Problem :: Search the records below for the word "Wait" and show every line where it occurs.

___ Material provided ___

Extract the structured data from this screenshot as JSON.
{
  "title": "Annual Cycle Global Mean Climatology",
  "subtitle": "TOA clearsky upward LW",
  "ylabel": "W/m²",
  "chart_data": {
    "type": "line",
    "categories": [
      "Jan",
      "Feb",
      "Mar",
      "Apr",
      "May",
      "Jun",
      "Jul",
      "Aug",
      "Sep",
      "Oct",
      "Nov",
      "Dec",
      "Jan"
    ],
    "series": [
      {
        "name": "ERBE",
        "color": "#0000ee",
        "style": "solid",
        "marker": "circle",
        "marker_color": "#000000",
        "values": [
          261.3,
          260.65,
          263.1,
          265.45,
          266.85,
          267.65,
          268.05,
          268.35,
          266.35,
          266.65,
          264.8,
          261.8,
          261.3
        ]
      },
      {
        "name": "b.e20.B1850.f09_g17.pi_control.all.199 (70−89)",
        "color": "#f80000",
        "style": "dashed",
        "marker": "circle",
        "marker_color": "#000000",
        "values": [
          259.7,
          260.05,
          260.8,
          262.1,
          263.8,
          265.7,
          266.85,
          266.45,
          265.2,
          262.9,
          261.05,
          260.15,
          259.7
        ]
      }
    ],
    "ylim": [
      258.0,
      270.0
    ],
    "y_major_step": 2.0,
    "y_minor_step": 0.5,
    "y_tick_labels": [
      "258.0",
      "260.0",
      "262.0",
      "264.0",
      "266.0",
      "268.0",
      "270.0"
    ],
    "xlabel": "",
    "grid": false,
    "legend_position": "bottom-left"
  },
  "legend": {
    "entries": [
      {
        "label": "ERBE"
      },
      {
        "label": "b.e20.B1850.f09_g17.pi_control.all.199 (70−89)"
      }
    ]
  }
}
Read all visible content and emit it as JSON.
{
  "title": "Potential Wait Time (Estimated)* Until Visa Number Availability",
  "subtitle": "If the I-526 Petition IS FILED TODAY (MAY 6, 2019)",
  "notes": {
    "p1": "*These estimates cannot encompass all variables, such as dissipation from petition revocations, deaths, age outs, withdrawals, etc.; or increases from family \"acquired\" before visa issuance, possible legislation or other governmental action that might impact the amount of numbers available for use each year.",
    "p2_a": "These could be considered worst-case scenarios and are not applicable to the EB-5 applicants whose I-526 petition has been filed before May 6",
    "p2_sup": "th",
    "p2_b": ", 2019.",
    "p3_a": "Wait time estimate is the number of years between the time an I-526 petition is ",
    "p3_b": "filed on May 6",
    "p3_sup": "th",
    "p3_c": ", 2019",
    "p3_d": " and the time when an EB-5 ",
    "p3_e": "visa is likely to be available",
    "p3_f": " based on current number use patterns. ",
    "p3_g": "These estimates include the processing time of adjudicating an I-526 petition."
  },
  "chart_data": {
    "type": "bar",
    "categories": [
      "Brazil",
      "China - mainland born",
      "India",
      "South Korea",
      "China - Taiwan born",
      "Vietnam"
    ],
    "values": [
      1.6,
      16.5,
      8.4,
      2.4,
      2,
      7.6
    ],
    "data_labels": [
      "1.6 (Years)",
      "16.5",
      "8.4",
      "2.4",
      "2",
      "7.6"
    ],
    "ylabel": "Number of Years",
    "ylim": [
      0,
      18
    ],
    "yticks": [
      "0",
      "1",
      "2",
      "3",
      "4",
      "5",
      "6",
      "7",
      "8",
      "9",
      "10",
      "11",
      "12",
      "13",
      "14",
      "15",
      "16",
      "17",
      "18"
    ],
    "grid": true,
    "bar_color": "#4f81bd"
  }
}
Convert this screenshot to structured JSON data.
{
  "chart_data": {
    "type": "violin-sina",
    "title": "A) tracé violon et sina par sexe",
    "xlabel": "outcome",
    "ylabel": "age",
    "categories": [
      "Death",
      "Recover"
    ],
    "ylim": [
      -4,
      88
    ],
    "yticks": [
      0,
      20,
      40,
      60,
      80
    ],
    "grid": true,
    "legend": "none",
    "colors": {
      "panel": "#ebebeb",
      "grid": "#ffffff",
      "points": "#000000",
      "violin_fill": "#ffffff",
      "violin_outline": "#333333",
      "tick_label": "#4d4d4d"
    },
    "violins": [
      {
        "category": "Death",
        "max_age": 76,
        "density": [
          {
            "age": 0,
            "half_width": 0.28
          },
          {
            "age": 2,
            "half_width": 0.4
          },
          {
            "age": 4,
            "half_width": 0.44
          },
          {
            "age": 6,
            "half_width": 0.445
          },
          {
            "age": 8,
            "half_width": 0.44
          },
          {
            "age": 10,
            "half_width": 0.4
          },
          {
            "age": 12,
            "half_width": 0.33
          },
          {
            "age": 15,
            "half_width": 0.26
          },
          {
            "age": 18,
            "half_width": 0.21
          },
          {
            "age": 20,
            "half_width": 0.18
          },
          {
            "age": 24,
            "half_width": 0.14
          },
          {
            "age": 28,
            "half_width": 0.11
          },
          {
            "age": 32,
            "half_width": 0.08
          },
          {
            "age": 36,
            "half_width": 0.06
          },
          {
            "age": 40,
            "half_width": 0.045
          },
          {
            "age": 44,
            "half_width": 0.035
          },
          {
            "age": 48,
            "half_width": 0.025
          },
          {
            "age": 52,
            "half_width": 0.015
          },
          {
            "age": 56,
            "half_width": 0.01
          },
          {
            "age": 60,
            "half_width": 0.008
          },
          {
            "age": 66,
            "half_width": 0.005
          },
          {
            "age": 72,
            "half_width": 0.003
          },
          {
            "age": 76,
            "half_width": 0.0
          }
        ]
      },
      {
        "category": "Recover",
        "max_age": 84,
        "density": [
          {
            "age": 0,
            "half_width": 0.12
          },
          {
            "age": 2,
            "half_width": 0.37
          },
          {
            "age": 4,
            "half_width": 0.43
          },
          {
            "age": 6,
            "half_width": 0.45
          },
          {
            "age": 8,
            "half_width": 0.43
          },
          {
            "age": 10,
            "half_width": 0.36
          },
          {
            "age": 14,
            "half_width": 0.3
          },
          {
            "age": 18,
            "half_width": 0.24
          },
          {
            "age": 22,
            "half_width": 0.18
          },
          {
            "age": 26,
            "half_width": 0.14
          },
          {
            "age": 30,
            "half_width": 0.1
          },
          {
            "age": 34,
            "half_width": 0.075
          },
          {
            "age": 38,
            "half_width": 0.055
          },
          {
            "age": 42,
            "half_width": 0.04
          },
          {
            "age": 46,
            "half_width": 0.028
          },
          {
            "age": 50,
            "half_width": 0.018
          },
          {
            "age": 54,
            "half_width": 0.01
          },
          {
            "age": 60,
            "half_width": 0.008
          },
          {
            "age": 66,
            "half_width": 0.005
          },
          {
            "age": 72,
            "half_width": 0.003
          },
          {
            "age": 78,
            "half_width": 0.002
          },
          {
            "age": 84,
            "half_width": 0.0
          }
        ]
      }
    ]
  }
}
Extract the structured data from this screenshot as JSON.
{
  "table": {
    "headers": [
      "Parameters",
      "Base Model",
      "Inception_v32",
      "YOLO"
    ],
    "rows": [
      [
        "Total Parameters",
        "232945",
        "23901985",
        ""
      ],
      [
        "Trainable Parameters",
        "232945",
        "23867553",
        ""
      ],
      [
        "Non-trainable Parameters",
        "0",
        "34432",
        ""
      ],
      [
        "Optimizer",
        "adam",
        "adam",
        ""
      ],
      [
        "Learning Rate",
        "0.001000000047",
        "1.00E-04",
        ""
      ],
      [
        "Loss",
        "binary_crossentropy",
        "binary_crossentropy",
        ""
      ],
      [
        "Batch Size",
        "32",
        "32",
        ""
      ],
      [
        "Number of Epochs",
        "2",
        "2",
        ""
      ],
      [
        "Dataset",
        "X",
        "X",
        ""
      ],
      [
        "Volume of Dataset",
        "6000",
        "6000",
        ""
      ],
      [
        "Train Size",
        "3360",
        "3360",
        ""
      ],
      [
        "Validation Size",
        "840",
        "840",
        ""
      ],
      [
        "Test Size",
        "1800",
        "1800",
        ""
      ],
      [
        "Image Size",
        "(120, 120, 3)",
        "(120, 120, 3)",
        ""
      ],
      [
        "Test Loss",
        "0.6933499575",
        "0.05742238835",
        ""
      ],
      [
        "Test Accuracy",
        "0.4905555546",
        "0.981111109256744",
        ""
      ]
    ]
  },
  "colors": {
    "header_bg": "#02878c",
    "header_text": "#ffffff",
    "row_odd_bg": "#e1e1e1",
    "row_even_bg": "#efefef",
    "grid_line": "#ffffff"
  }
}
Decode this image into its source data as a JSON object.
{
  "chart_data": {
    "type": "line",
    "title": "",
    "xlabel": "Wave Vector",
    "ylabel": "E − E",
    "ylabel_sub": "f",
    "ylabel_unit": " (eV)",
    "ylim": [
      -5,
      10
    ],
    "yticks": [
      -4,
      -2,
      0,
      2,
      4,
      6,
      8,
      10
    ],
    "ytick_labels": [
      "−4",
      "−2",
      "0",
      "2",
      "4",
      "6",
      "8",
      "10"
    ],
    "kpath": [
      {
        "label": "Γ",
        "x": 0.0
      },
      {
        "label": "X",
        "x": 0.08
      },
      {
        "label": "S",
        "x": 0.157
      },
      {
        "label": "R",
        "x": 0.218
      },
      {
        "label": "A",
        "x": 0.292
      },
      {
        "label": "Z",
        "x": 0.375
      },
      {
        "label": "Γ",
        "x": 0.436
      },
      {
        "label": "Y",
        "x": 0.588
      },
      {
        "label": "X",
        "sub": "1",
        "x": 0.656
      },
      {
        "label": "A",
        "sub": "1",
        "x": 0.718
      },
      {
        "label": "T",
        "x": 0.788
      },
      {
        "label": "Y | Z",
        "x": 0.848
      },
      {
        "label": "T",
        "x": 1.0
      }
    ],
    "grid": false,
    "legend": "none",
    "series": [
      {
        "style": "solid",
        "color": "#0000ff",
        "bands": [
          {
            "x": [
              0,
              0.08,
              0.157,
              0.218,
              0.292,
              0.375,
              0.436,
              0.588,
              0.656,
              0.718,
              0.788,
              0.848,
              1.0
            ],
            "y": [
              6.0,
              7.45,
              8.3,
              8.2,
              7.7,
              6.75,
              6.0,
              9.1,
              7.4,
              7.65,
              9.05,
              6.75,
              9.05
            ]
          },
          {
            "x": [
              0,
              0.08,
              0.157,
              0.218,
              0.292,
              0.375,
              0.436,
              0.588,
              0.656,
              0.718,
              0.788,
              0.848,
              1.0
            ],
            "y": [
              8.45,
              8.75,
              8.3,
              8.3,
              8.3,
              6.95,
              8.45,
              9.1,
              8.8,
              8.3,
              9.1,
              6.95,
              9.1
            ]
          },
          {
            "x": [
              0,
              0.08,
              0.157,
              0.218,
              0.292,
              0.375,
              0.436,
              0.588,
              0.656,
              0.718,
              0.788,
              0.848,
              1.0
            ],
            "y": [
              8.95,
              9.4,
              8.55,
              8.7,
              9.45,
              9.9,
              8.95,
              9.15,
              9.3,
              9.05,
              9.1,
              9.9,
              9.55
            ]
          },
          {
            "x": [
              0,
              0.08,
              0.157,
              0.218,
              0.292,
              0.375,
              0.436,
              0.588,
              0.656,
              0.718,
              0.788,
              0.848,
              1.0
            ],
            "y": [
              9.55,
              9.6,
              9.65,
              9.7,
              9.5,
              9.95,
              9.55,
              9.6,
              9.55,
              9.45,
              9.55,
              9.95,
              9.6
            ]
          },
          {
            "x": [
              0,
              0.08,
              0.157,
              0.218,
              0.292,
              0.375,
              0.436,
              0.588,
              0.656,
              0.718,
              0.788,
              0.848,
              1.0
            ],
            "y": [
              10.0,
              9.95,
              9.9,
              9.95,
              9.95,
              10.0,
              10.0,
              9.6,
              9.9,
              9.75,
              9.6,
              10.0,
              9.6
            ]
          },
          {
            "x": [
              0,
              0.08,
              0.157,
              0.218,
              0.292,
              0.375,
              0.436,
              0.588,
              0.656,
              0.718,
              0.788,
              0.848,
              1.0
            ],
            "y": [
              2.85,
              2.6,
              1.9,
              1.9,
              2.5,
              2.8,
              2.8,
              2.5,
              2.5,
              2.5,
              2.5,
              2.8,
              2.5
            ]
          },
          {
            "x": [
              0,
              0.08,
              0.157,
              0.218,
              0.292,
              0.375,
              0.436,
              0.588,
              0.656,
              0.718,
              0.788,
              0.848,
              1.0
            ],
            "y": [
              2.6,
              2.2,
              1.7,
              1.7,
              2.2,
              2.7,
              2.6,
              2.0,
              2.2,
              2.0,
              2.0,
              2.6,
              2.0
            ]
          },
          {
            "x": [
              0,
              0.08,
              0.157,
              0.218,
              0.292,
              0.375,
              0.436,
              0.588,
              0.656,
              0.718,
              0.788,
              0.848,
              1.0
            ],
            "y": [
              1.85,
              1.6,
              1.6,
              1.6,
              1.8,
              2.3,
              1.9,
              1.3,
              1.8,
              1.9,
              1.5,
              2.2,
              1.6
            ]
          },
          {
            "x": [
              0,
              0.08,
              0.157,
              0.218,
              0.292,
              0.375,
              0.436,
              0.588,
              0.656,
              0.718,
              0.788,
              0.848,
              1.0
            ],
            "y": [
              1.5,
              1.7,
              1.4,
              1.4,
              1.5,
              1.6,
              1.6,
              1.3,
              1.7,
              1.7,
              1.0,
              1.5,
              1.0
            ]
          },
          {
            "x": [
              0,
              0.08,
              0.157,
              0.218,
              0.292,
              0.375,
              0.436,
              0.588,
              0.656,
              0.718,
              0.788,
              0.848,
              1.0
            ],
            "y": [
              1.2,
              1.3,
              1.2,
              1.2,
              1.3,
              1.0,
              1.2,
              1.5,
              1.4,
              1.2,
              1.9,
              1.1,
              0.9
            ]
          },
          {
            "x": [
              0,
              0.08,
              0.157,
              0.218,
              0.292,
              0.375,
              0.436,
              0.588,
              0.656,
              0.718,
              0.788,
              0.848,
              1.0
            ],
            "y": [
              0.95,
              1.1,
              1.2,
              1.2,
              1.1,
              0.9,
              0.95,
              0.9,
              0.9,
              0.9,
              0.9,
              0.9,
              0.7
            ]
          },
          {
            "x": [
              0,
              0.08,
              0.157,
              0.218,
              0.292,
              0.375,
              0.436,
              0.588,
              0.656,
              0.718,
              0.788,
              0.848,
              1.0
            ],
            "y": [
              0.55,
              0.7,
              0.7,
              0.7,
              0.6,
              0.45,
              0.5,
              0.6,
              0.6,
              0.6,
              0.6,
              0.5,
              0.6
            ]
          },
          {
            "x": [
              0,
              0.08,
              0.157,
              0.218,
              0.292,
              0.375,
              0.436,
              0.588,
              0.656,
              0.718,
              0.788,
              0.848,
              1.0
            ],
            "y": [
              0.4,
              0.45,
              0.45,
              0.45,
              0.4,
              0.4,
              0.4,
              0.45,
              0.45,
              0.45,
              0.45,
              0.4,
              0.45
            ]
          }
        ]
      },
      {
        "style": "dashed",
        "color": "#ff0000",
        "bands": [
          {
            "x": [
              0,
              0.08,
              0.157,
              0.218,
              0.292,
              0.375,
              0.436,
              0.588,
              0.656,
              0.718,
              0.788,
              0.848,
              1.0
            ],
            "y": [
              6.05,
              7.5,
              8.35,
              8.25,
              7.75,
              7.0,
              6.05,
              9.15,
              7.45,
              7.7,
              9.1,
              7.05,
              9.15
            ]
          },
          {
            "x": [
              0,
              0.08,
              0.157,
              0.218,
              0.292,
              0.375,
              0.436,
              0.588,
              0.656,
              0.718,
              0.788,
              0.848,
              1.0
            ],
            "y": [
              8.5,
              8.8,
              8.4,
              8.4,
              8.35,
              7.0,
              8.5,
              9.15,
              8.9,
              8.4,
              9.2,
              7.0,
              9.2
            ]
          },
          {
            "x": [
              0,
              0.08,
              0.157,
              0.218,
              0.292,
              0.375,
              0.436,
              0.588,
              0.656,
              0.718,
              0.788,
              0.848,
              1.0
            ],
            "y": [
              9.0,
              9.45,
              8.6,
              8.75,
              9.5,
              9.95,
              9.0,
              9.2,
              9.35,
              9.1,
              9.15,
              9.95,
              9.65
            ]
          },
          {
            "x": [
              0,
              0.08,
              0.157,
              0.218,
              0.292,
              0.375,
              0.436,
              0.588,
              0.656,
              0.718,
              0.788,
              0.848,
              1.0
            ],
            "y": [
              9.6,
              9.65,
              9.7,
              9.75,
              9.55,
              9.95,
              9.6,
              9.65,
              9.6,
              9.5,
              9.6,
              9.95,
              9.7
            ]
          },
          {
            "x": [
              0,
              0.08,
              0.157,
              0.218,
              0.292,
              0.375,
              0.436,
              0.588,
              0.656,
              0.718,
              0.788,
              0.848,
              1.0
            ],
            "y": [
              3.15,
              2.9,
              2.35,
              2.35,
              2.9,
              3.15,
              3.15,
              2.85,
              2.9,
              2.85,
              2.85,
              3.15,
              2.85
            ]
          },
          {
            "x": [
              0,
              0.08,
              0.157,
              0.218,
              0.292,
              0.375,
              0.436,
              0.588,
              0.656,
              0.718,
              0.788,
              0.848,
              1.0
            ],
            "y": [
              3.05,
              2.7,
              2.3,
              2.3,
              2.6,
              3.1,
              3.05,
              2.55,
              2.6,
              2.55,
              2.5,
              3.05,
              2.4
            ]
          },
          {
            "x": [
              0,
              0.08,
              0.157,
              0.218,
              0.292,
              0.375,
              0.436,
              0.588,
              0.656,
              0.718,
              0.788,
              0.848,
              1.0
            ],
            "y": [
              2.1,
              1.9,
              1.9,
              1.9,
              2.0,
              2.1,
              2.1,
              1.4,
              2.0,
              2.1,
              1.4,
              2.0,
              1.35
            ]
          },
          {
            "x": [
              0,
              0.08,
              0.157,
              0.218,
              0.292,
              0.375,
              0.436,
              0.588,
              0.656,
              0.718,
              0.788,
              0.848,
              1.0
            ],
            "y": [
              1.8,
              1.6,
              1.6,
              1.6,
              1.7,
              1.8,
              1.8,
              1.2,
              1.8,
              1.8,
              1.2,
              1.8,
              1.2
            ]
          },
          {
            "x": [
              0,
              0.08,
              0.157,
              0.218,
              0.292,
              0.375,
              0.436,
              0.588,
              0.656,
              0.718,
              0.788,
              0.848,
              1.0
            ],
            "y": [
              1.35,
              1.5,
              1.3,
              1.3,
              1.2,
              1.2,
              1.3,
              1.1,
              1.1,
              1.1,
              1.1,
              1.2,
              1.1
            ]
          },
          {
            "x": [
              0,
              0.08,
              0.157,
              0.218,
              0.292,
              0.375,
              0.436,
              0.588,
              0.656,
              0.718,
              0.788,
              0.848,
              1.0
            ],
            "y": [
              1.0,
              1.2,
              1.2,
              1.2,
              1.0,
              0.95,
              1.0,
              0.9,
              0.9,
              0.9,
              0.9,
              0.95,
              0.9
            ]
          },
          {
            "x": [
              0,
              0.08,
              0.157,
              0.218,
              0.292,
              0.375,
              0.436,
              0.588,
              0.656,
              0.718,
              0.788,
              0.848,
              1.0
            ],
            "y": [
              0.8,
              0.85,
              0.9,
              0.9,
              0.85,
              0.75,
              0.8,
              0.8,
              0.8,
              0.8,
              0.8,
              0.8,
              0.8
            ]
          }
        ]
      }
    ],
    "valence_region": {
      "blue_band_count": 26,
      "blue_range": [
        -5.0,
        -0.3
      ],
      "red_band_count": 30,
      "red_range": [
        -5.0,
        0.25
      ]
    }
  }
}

___

Full answer ::
  "title": "Potential Wait Time (Estimated)* Until Visa Number Availability",
    "p3_a": "Wait time estimate is the number of years between the time an I-526 petition is ",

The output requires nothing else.